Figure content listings
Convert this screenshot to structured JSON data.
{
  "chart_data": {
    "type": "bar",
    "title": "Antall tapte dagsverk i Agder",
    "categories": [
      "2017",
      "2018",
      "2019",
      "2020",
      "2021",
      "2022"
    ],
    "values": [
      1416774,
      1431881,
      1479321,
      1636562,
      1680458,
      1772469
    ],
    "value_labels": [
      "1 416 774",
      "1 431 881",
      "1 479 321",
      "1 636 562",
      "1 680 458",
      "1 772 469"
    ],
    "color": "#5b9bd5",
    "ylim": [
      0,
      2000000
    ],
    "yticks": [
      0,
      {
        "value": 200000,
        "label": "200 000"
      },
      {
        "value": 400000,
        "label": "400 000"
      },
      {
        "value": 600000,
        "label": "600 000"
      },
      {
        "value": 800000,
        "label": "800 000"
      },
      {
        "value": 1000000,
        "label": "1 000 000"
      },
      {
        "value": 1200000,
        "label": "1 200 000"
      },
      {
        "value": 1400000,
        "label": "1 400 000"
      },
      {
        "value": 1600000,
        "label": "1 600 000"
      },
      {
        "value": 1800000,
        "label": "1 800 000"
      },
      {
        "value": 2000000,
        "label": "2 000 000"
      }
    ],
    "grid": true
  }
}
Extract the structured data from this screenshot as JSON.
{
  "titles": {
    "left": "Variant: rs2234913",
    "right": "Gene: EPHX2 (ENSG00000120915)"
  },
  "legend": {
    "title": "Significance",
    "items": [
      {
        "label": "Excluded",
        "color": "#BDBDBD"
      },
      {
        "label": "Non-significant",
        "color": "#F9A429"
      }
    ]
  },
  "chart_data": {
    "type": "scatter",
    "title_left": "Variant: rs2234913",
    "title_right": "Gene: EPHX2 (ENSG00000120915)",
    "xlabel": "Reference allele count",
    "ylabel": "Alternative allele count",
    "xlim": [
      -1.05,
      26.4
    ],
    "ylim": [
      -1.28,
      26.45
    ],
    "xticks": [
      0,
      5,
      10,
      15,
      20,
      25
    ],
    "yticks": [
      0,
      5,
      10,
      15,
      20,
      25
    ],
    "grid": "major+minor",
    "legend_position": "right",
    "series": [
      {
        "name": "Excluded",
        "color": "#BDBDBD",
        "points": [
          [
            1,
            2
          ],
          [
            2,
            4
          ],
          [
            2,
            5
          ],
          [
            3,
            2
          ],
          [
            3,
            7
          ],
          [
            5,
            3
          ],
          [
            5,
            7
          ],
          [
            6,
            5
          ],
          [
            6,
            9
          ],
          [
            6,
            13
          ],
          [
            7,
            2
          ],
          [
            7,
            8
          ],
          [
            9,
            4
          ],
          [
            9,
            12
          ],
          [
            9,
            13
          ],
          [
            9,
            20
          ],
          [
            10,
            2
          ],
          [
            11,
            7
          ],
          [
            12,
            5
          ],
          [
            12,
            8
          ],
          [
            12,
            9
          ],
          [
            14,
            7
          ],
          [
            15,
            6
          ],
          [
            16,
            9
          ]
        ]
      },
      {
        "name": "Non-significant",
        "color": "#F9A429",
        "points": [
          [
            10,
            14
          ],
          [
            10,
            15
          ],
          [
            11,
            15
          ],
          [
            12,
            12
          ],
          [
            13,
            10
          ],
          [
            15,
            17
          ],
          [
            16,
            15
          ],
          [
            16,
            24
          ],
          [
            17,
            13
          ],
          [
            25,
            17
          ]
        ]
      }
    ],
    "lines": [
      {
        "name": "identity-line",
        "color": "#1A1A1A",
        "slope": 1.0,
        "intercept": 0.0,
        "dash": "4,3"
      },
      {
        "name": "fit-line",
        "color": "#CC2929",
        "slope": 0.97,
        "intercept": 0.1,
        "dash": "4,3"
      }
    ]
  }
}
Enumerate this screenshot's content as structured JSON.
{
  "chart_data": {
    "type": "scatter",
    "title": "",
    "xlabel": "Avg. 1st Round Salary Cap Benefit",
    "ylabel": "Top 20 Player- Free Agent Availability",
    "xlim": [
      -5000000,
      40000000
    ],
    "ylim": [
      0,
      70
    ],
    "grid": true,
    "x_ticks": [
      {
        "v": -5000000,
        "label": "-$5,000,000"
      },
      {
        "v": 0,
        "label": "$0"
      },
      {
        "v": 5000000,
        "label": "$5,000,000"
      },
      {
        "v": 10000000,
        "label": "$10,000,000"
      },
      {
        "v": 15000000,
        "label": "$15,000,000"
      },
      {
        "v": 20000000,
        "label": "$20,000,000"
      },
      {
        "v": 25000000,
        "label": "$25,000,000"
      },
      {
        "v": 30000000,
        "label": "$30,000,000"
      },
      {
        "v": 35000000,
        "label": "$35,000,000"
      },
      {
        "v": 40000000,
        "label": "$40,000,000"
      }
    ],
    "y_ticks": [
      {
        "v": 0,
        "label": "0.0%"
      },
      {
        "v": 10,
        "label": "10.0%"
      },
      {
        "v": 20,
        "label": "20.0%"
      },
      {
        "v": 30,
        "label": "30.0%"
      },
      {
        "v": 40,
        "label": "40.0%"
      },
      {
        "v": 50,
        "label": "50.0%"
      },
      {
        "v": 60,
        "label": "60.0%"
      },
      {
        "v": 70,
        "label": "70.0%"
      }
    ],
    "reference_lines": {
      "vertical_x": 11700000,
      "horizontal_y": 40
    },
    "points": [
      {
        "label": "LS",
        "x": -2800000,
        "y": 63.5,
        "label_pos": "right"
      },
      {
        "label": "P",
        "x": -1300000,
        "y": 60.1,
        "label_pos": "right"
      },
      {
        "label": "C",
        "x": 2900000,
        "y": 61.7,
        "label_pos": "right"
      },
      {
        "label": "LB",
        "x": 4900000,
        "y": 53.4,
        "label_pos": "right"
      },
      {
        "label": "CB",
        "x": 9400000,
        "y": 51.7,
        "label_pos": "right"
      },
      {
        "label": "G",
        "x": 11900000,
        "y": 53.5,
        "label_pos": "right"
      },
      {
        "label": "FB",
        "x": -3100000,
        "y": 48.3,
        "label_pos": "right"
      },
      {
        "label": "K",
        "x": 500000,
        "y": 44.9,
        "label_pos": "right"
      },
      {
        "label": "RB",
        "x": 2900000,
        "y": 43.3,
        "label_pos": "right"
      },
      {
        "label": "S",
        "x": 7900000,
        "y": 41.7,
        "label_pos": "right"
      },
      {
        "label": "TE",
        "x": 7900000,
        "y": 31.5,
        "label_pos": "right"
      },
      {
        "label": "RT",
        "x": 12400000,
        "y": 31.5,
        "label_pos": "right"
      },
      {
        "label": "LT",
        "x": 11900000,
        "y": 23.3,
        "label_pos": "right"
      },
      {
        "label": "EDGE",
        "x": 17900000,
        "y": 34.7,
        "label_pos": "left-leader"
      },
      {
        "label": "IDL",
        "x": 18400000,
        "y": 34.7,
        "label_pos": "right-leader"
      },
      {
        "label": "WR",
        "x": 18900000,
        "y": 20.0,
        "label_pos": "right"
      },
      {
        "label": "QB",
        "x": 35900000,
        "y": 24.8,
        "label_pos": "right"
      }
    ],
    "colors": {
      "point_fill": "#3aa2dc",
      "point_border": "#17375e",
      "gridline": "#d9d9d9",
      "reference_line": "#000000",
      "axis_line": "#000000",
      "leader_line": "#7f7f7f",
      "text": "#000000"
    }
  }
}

Work required: Repeat every record, keeping each word and mark exactly as it is.

Response for this exercise:
Convert this screenshot to structured JSON data.
{
  "chart_data": {
    "type": "bar",
    "title": "Antall tapte dagsverk i Agder",
    "categories": [
      "2017",
      "2018",
      "2019",
      "2020",
      "2021",
      "2022"
    ],
    "values": [
      1416774,
      1431881,
      1479321,
      1636562,
      1680458,
      1772469
    ],
    "value_labels": [
      "1 416 774",
      "1 431 881",
      "1 479 321",
      "1 636 562",
      "1 680 458",
      "1 772 469"
    ],
    "color": "#5b9bd5",
    "ylim": [
      0,
      2000000
    ],
    "yticks": [
      0,
      {
        "value": 200000,
        "label": "200 000"
      },
      {
        "value": 400000,
        "label": "400 000"
      },
      {
        "value": 600000,
        "label": "600 000"
      },
      {
        "value": 800000,
        "label": "800 000"
      },
      {
        "value": 1000000,
        "label": "1 000 000"
      },
      {
        "value": 1200000,
        "label": "1 200 000"
      },
      {
        "value": 1400000,
        "label": "1 400 000"
      },
      {
        "value": 1600000,
        "label": "1 600 000"
      },
      {
        "value": 1800000,
        "label": "1 800 000"
      },
      {
        "value": 2000000,
        "label": "2 000 000"
      }
    ],
    "grid": true
  }
}
Extract the structured data from this screenshot as JSON.
{
  "titles": {
    "left": "Variant: rs2234913",
    "right": "Gene: EPHX2 (ENSG00000120915)"
  },
  "legend": {
    "title": "Significance",
    "items": [
      {
        "label": "Excluded",
        "color": "#BDBDBD"
      },
      {
        "label": "Non-significant",
        "color": "#F9A429"
      }
    ]
  },
  "chart_data": {
    "type": "scatter",
    "title_left": "Variant: rs2234913",
    "title_right": "Gene: EPHX2 (ENSG00000120915)",
    "xlabel": "Reference allele count",
    "ylabel": "Alternative allele count",
    "xlim": [
      -1.05,
      26.4
    ],
    "ylim": [
      -1.28,
      26.45
    ],
    "xticks": [
      0,
      5,
      10,
      15,
      20,
      25
    ],
    "yticks": [
      0,
      5,
      10,
      15,
      20,
      25
    ],
    "grid": "major+minor",
    "legend_position": "right",
    "series": [
      {
        "name": "Excluded",
        "color": "#BDBDBD",
        "points": [
          [
            1,
            2
          ],
          [
            2,
            4
          ],
          [
            2,
            5
          ],
          [
            3,
            2
          ],
          [
            3,
            7
          ],
          [
            5,
            3
          ],
          [
            5,
            7
          ],
          [
            6,
            5
          ],
          [
            6,
            9
          ],
          [
            6,
            13
          ],
          [
            7,
            2
          ],
          [
            7,
            8
          ],
          [
            9,
            4
          ],
          [
            9,
            12
          ],
          [
            9,
            13
          ],
          [
            9,
            20
          ],
          [
            10,
            2
          ],
          [
            11,
            7
          ],
          [
            12,
            5
          ],
          [
            12,
            8
          ],
          [
            12,
            9
          ],
          [
            14,
            7
          ],
          [
            15,
            6
          ],
          [
            16,
            9
          ]
        ]
      },
      {
        "name": "Non-significant",
        "color": "#F9A429",
        "points": [
          [
            10,
            14
          ],
          [
            10,
            15
          ],
          [
            11,
            15
          ],
          [
            12,
            12
          ],
          [
            13,
            10
          ],
          [
            15,
            17
          ],
          [
            16,
            15
          ],
          [
            16,
            24
          ],
          [
            17,
            13
          ],
          [
            25,
            17
          ]
        ]
      }
    ],
    "lines": [
      {
        "name": "identity-line",
        "color": "#1A1A1A",
        "slope": 1.0,
        "intercept": 0.0,
        "dash": "4,3"
      },
      {
        "name": "fit-line",
        "color": "#CC2929",
        "slope": 0.97,
        "intercept": 0.1,
        "dash": "4,3"
      }
    ]
  }
}
Enumerate this screenshot's content as structured JSON.
{
  "chart_data": {
    "type": "scatter",
    "title": "",
    "xlabel": "Avg. 1st Round Salary Cap Benefit",
    "ylabel": "Top 20 Player- Free Agent Availability",
    "xlim": [
      -5000000,
      40000000
    ],
    "ylim": [
      0,
      70
    ],
    "grid": true,
    "x_ticks": [
      {
        "v": -5000000,
        "label": "-$5,000,000"
      },
      {
        "v": 0,
        "label": "$0"
      },
      {
        "v": 5000000,
        "label": "$5,000,000"
      },
      {
        "v": 10000000,
        "label": "$10,000,000"
      },
      {
        "v": 15000000,
        "label": "$15,000,000"
      },
      {
        "v": 20000000,
        "label": "$20,000,000"
      },
      {
        "v": 25000000,
        "label": "$25,000,000"
      },
      {
        "v": 30000000,
        "label": "$30,000,000"
      },
      {
        "v": 35000000,
        "label": "$35,000,000"
      },
      {
        "v": 40000000,
        "label": "$40,000,000"
      }
    ],
    "y_ticks": [
      {
        "v": 0,
        "label": "0.0%"
      },
      {
        "v": 10,
        "label": "10.0%"
      },
      {
        "v": 20,
        "label": "20.0%"
      },
      {
        "v": 30,
        "label": "30.0%"
      },
      {
        "v": 40,
        "label": "40.0%"
      },
      {
        "v": 50,
        "label": "50.0%"
      },
      {
        "v": 60,
        "label": "60.0%"
      },
      {
        "v": 70,
        "label": "70.0%"
      }
    ],
    "reference_lines": {
      "vertical_x": 11700000,
      "horizontal_y": 40
    },
    "points": [
      {
        "label": "LS",
        "x": -2800000,
        "y": 63.5,
        "label_pos": "right"
      },
      {
        "label": "P",
        "x": -1300000,
        "y": 60.1,
        "label_pos": "right"
      },
      {
        "label": "C",
        "x": 2900000,
        "y": 61.7,
        "label_pos": "right"
      },
      {
        "label": "LB",
        "x": 4900000,
        "y": 53.4,
        "label_pos": "right"
      },
      {
        "label": "CB",
        "x": 9400000,
        "y": 51.7,
        "label_pos": "right"
      },
      {
        "label": "G",
        "x": 11900000,
        "y": 53.5,
        "label_pos": "right"
      },
      {
        "label": "FB",
        "x": -3100000,
        "y": 48.3,
        "label_pos": "right"
      },
      {
        "label": "K",
        "x": 500000,
        "y": 44.9,
        "label_pos": "right"
      },
      {
        "label": "RB",
        "x": 2900000,
        "y": 43.3,
        "label_pos": "right"
      },
      {
        "label": "S",
        "x": 7900000,
        "y": 41.7,
        "label_pos": "right"
      },
      {
        "label": "TE",
        "x": 7900000,
        "y": 31.5,
        "label_pos": "right"
      },
      {
        "label": "RT",
        "x": 12400000,
        "y": 31.5,
        "label_pos": "right"
      },
      {
        "label": "LT",
        "x": 11900000,
        "y": 23.3,
        "label_pos": "right"
      },
      {
        "label": "EDGE",
        "x": 17900000,
        "y": 34.7,
        "label_pos": "left-leader"
      },
      {
        "label": "IDL",
        "x": 18400000,
        "y": 34.7,
        "label_pos": "right-leader"
      },
      {
        "label": "WR",
        "x": 18900000,
        "y": 20.0,
        "label_pos": "right"
      },
      {
        "label": "QB",
        "x": 35900000,
        "y": 24.8,
        "label_pos": "right"
      }
    ],
    "colors": {
      "point_fill": "#3aa2dc",
      "point_border": "#17375e",
      "gridline": "#d9d9d9",
      "reference_line": "#000000",
      "axis_line": "#000000",
      "leader_line": "#7f7f7f",
      "text": "#000000"
    }
  }
}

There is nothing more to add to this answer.